== Stored rows

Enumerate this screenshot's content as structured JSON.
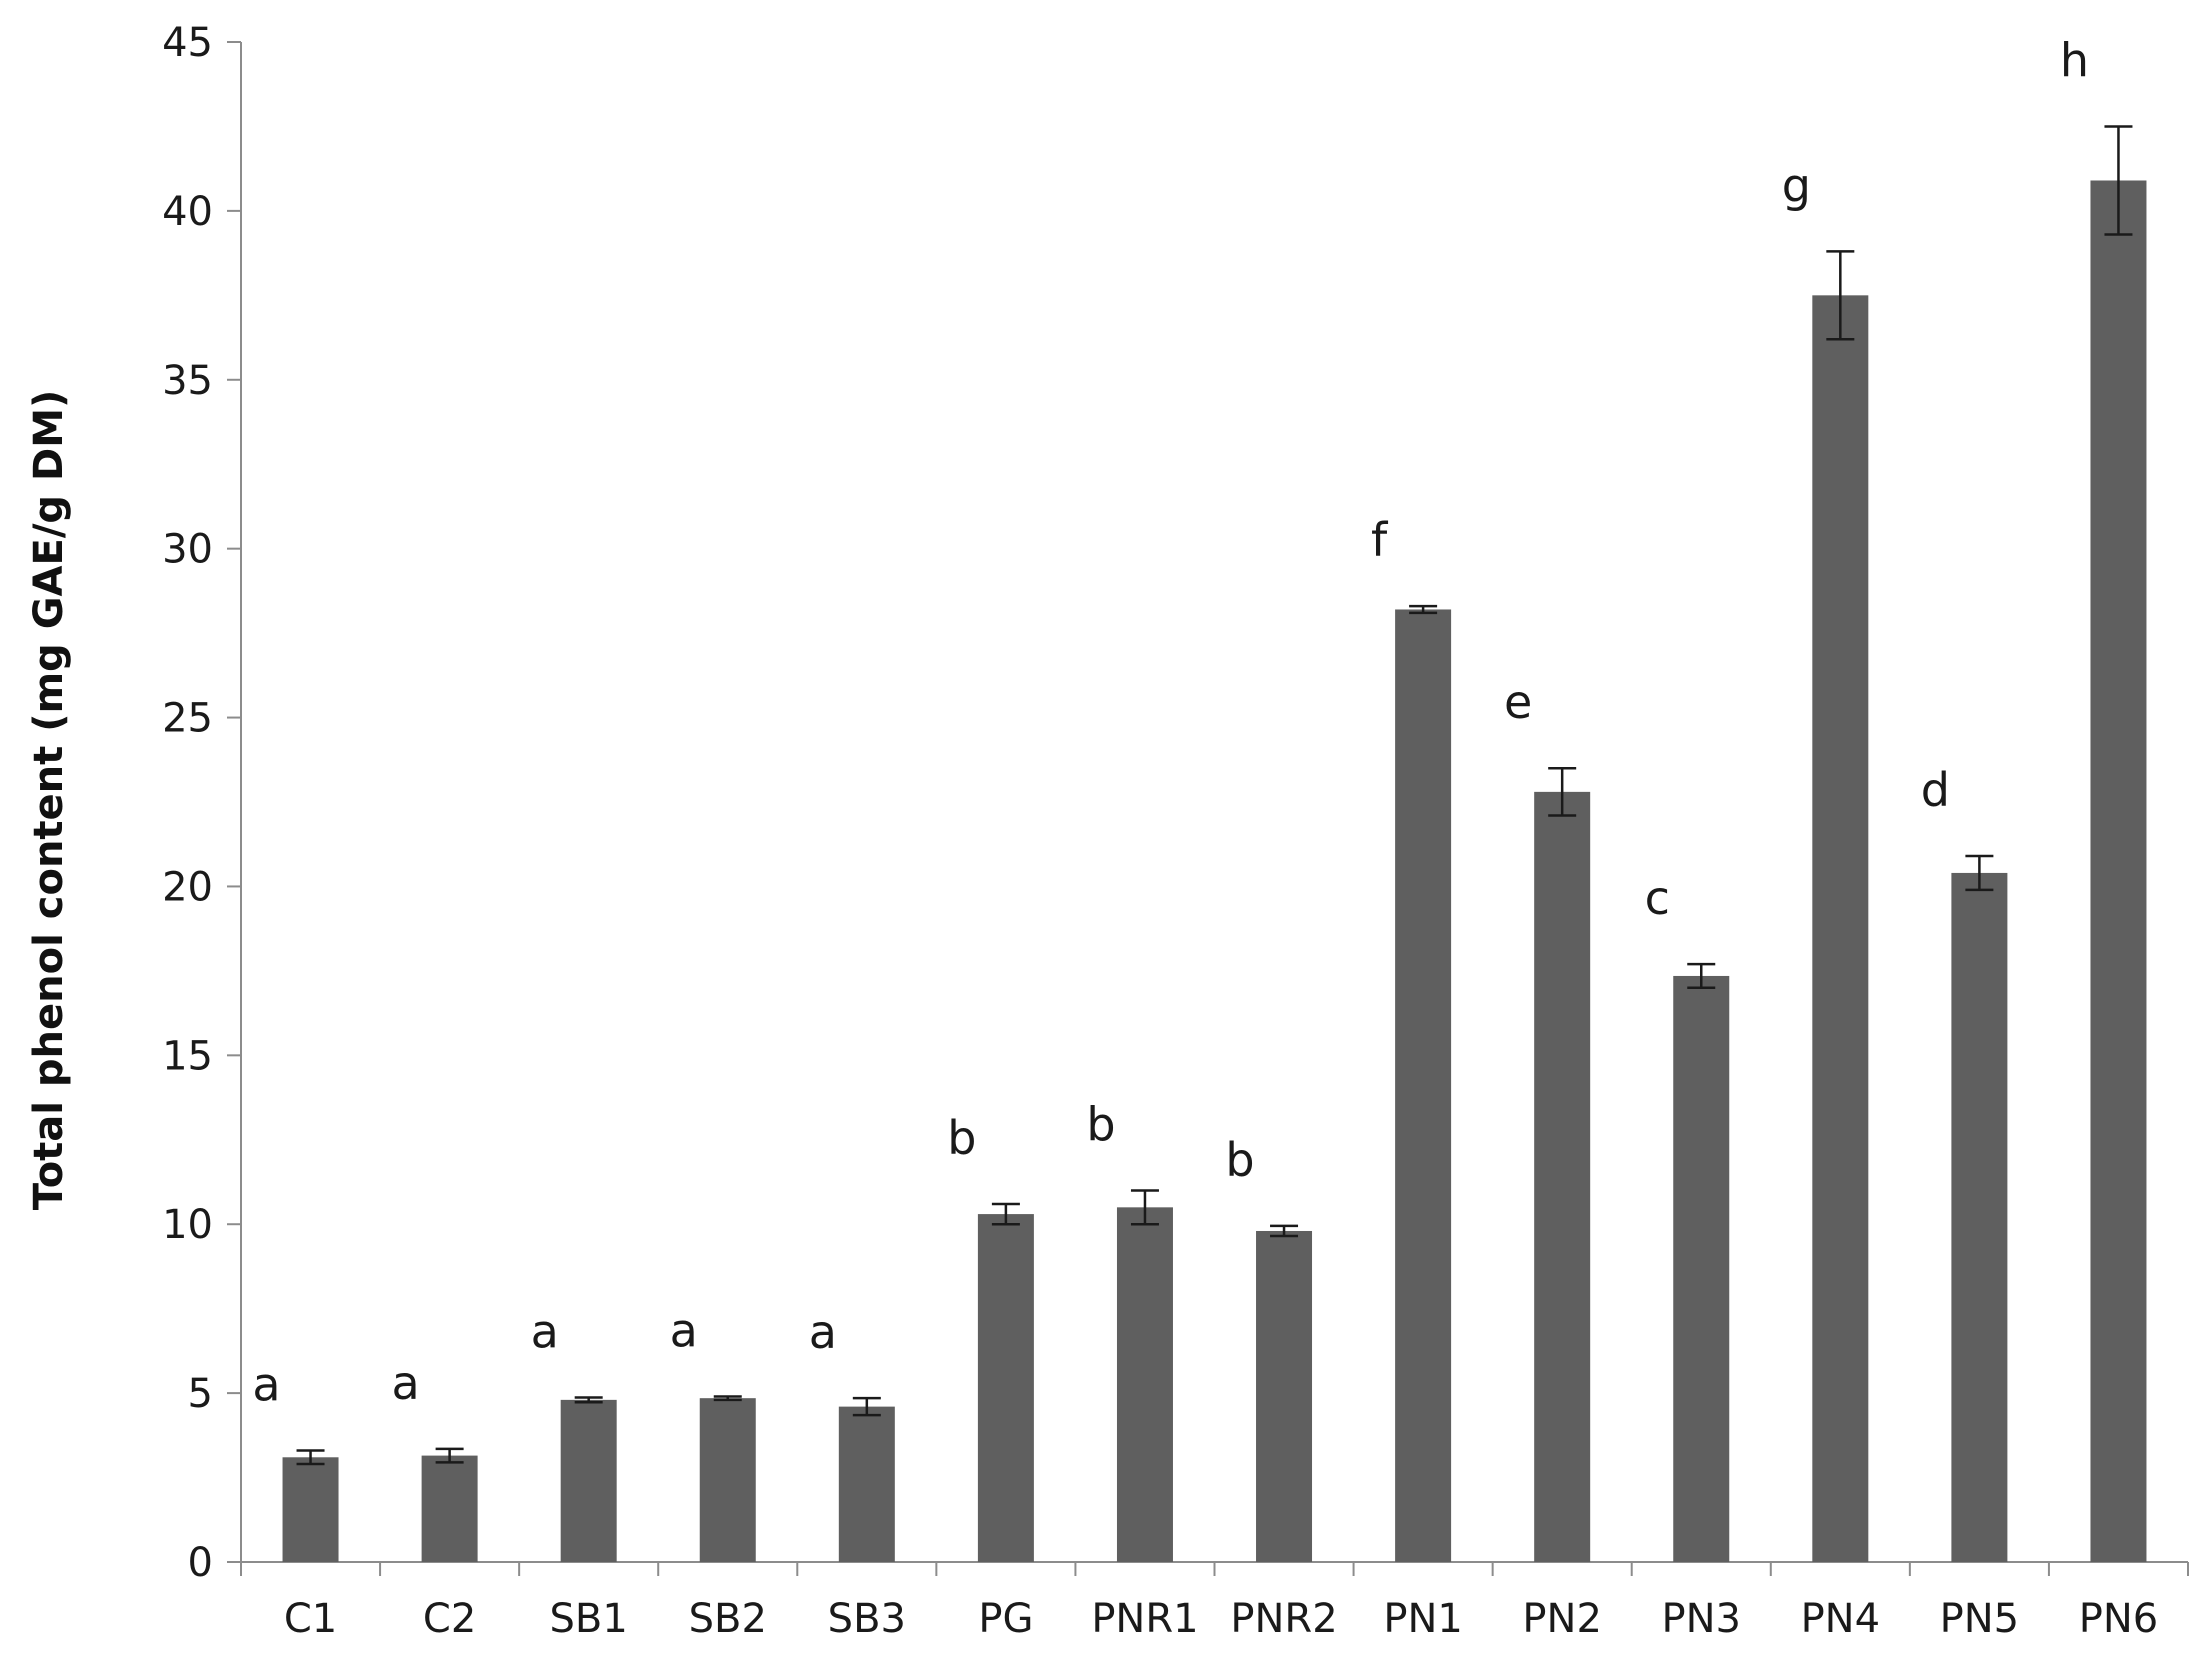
{
  "colors": {
    "bar": "#5f5f5f",
    "axis": "#8c8c8c",
    "error_bar": "#1a1a1a",
    "text": "#1a1a1a"
  },
  "chart_data": {
    "type": "bar",
    "title": "",
    "xlabel": "",
    "ylabel": "Total phenol content (mg GAE/g DM)",
    "ylim": [
      0,
      45
    ],
    "yticks": [
      0,
      5,
      10,
      15,
      20,
      25,
      30,
      35,
      40,
      45
    ],
    "grid": false,
    "legend": "none",
    "categories": [
      "C1",
      "C2",
      "SB1",
      "SB2",
      "SB3",
      "PG",
      "PNR1",
      "PNR2",
      "PN1",
      "PN2",
      "PN3",
      "PN4",
      "PN5",
      "PN6"
    ],
    "values": [
      3.1,
      3.15,
      4.8,
      4.85,
      4.6,
      10.3,
      10.5,
      9.8,
      28.2,
      22.8,
      17.35,
      37.5,
      20.4,
      40.9
    ],
    "errors": [
      0.2,
      0.2,
      0.07,
      0.05,
      0.25,
      0.3,
      0.5,
      0.15,
      0.1,
      0.7,
      0.35,
      1.3,
      0.5,
      1.6
    ],
    "significance_labels": [
      "a",
      "a",
      "a",
      "a",
      "a",
      "b",
      "b",
      "b",
      "f",
      "e",
      "c",
      "g",
      "d",
      "h"
    ]
  }
}
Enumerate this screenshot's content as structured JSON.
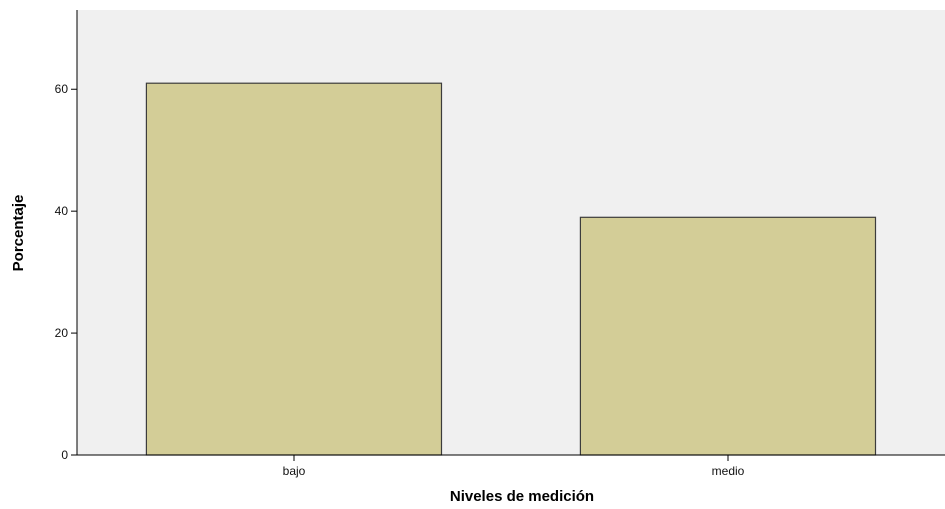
{
  "chart_data": {
    "type": "bar",
    "title": "",
    "xlabel": "Niveles de medición",
    "ylabel": "Porcentaje",
    "categories": [
      "bajo",
      "medio"
    ],
    "values": [
      61,
      39
    ],
    "ylim": [
      0,
      73
    ],
    "yticks": [
      0,
      20,
      40,
      60
    ],
    "grid": false,
    "legend": "none"
  },
  "colors": {
    "plot_background": "#f0f0f0",
    "bar_fill": "#d3cd97",
    "bar_stroke": "#3c3c3c",
    "axis": "#000000"
  }
}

====

**Direction**
Output the entries above exactly. Drop the pictures.

**Exercise solution**
Enumerate this screenshot's content as structured JSON.
{
  "colors": {
    "bar": "#5f5f5f",
    "axis": "#8c8c8c",
    "error_bar": "#1a1a1a",
    "text": "#1a1a1a"
  },
  "chart_data": {
    "type": "bar",
    "title": "",
    "xlabel": "",
    "ylabel": "Total phenol content (mg GAE/g DM)",
    "ylim": [
      0,
      45
    ],
    "yticks": [
      0,
      5,
      10,
      15,
      20,
      25,
      30,
      35,
      40,
      45
    ],
    "grid": false,
    "legend": "none",
    "categories": [
      "C1",
      "C2",
      "SB1",
      "SB2",
      "SB3",
      "PG",
      "PNR1",
      "PNR2",
      "PN1",
      "PN2",
      "PN3",
      "PN4",
      "PN5",
      "PN6"
    ],
    "values": [
      3.1,
      3.15,
      4.8,
      4.85,
      4.6,
      10.3,
      10.5,
      9.8,
      28.2,
      22.8,
      17.35,
      37.5,
      20.4,
      40.9
    ],
    "errors": [
      0.2,
      0.2,
      0.07,
      0.05,
      0.25,
      0.3,
      0.5,
      0.15,
      0.1,
      0.7,
      0.35,
      1.3,
      0.5,
      1.6
    ],
    "significance_labels": [
      "a",
      "a",
      "a",
      "a",
      "a",
      "b",
      "b",
      "b",
      "f",
      "e",
      "c",
      "g",
      "d",
      "h"
    ]
  }
}
Enumerate this screenshot's content as structured JSON.
{
  "chart_data": {
    "type": "bar",
    "title": "",
    "xlabel": "Niveles de medición",
    "ylabel": "Porcentaje",
    "categories": [
      "bajo",
      "medio"
    ],
    "values": [
      61,
      39
    ],
    "ylim": [
      0,
      73
    ],
    "yticks": [
      0,
      20,
      40,
      60
    ],
    "grid": false,
    "legend": "none"
  },
  "colors": {
    "plot_background": "#f0f0f0",
    "bar_fill": "#d3cd97",
    "bar_stroke": "#3c3c3c",
    "axis": "#000000"
  }
}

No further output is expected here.